* **Set exercise**:
Print the listing below exactly.

[START]

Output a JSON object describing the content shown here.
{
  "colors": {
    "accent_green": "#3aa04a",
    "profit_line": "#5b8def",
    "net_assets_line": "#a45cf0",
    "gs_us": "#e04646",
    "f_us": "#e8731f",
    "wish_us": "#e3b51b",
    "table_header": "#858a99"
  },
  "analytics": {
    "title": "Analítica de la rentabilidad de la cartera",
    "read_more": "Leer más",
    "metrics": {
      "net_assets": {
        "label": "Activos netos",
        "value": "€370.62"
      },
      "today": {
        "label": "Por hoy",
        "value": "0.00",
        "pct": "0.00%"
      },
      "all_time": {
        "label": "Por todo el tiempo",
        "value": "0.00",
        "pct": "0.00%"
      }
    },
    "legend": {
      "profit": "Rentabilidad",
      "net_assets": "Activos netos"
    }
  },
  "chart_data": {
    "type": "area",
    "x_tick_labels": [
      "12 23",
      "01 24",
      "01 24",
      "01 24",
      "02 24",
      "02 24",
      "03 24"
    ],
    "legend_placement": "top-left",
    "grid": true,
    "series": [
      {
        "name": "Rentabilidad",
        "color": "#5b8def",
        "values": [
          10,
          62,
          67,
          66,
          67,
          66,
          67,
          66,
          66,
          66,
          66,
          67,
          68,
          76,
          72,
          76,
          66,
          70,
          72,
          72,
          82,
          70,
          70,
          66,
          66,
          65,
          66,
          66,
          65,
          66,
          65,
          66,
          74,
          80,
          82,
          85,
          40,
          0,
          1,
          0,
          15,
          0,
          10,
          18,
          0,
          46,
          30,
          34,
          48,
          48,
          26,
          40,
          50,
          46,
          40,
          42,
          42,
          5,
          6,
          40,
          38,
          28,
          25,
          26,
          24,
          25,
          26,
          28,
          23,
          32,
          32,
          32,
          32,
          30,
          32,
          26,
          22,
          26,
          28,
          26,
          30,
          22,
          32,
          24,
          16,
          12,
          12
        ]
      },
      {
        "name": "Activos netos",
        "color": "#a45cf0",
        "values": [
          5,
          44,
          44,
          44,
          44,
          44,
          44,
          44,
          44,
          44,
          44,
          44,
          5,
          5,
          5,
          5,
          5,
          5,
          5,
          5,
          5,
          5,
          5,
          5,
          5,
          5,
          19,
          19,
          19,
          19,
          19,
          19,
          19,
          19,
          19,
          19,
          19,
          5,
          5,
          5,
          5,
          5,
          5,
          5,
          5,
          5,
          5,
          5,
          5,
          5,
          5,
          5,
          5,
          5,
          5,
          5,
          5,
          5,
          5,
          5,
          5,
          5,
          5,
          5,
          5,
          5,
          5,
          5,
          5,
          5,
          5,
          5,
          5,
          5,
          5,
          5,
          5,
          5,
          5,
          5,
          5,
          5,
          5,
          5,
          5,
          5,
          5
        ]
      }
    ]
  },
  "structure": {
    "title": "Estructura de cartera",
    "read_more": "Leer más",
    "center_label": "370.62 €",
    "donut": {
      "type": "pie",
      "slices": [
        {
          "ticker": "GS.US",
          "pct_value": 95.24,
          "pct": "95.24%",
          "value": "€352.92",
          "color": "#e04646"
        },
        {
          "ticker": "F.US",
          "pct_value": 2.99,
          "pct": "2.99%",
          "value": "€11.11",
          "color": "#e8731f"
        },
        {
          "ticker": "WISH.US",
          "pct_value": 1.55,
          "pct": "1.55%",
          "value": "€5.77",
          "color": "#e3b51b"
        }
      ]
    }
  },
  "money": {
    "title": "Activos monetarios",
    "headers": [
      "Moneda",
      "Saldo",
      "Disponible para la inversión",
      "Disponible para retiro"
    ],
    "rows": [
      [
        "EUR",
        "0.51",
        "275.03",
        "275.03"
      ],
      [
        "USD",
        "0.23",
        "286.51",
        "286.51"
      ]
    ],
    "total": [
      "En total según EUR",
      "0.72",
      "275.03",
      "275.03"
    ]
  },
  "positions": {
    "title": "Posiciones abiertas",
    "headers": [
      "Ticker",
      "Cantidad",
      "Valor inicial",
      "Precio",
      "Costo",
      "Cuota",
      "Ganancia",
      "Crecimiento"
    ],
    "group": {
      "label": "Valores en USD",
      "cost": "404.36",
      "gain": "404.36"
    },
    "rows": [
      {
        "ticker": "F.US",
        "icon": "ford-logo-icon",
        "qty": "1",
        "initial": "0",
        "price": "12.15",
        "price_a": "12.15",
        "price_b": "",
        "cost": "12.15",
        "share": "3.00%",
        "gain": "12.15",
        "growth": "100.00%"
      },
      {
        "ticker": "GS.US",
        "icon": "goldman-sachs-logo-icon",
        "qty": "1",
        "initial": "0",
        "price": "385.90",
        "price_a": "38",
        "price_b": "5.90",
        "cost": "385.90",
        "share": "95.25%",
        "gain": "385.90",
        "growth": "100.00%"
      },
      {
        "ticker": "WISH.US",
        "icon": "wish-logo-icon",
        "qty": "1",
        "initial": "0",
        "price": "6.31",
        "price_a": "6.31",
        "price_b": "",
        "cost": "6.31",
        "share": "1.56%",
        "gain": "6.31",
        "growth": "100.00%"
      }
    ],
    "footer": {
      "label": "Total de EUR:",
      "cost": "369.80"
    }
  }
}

[END]

* **The result**:
Output a JSON object describing the content shown here.
{
  "colors": {
    "accent_green": "#3aa04a",
    "profit_line": "#5b8def",
    "net_assets_line": "#a45cf0",
    "gs_us": "#e04646",
    "f_us": "#e8731f",
    "wish_us": "#e3b51b",
    "table_header": "#858a99"
  },
  "analytics": {
    "title": "Analítica de la rentabilidad de la cartera",
    "read_more": "Leer más",
    "metrics": {
      "net_assets": {
        "label": "Activos netos",
        "value": "€370.62"
      },
      "today": {
        "label": "Por hoy",
        "value": "0.00",
        "pct": "0.00%"
      },
      "all_time": {
        "label": "Por todo el tiempo",
        "value": "0.00",
        "pct": "0.00%"
      }
    },
    "legend": {
      "profit": "Rentabilidad",
      "net_assets": "Activos netos"
    }
  },
  "chart_data": {
    "type": "area",
    "x_tick_labels": [
      "12 23",
      "01 24",
      "01 24",
      "01 24",
      "02 24",
      "02 24",
      "03 24"
    ],
    "legend_placement": "top-left",
    "grid": true,
    "series": [
      {
        "name": "Rentabilidad",
        "color": "#5b8def",
        "values": [
          10,
          62,
          67,
          66,
          67,
          66,
          67,
          66,
          66,
          66,
          66,
          67,
          68,
          76,
          72,
          76,
          66,
          70,
          72,
          72,
          82,
          70,
          70,
          66,
          66,
          65,
          66,
          66,
          65,
          66,
          65,
          66,
          74,
          80,
          82,
          85,
          40,
          0,
          1,
          0,
          15,
          0,
          10,
          18,
          0,
          46,
          30,
          34,
          48,
          48,
          26,
          40,
          50,
          46,
          40,
          42,
          42,
          5,
          6,
          40,
          38,
          28,
          25,
          26,
          24,
          25,
          26,
          28,
          23,
          32,
          32,
          32,
          32,
          30,
          32,
          26,
          22,
          26,
          28,
          26,
          30,
          22,
          32,
          24,
          16,
          12,
          12
        ]
      },
      {
        "name": "Activos netos",
        "color": "#a45cf0",
        "values": [
          5,
          44,
          44,
          44,
          44,
          44,
          44,
          44,
          44,
          44,
          44,
          44,
          5,
          5,
          5,
          5,
          5,
          5,
          5,
          5,
          5,
          5,
          5,
          5,
          5,
          5,
          19,
          19,
          19,
          19,
          19,
          19,
          19,
          19,
          19,
          19,
          19,
          5,
          5,
          5,
          5,
          5,
          5,
          5,
          5,
          5,
          5,
          5,
          5,
          5,
          5,
          5,
          5,
          5,
          5,
          5,
          5,
          5,
          5,
          5,
          5,
          5,
          5,
          5,
          5,
          5,
          5,
          5,
          5,
          5,
          5,
          5,
          5,
          5,
          5,
          5,
          5,
          5,
          5,
          5,
          5,
          5,
          5,
          5,
          5,
          5,
          5
        ]
      }
    ]
  },
  "structure": {
    "title": "Estructura de cartera",
    "read_more": "Leer más",
    "center_label": "370.62 €",
    "donut": {
      "type": "pie",
      "slices": [
        {
          "ticker": "GS.US",
          "pct_value": 95.24,
          "pct": "95.24%",
          "value": "€352.92",
          "color": "#e04646"
        },
        {
          "ticker": "F.US",
          "pct_value": 2.99,
          "pct": "2.99%",
          "value": "€11.11",
          "color": "#e8731f"
        },
        {
          "ticker": "WISH.US",
          "pct_value": 1.55,
          "pct": "1.55%",
          "value": "€5.77",
          "color": "#e3b51b"
        }
      ]
    }
  },
  "money": {
    "title": "Activos monetarios",
    "headers": [
      "Moneda",
      "Saldo",
      "Disponible para la inversión",
      "Disponible para retiro"
    ],
    "rows": [
      [
        "EUR",
        "0.51",
        "275.03",
        "275.03"
      ],
      [
        "USD",
        "0.23",
        "286.51",
        "286.51"
      ]
    ],
    "total": [
      "En total según EUR",
      "0.72",
      "275.03",
      "275.03"
    ]
  },
  "positions": {
    "title": "Posiciones abiertas",
    "headers": [
      "Ticker",
      "Cantidad",
      "Valor inicial",
      "Precio",
      "Costo",
      "Cuota",
      "Ganancia",
      "Crecimiento"
    ],
    "group": {
      "label": "Valores en USD",
      "cost": "404.36",
      "gain": "404.36"
    },
    "rows": [
      {
        "ticker": "F.US",
        "icon": "ford-logo-icon",
        "qty": "1",
        "initial": "0",
        "price": "12.15",
        "price_a": "12.15",
        "price_b": "",
        "cost": "12.15",
        "share": "3.00%",
        "gain": "12.15",
        "growth": "100.00%"
      },
      {
        "ticker": "GS.US",
        "icon": "goldman-sachs-logo-icon",
        "qty": "1",
        "initial": "0",
        "price": "385.90",
        "price_a": "38",
        "price_b": "5.90",
        "cost": "385.90",
        "share": "95.25%",
        "gain": "385.90",
        "growth": "100.00%"
      },
      {
        "ticker": "WISH.US",
        "icon": "wish-logo-icon",
        "qty": "1",
        "initial": "0",
        "price": "6.31",
        "price_a": "6.31",
        "price_b": "",
        "cost": "6.31",
        "share": "1.56%",
        "gain": "6.31",
        "growth": "100.00%"
      }
    ],
    "footer": {
      "label": "Total de EUR:",
      "cost": "369.80"
    }
  }
}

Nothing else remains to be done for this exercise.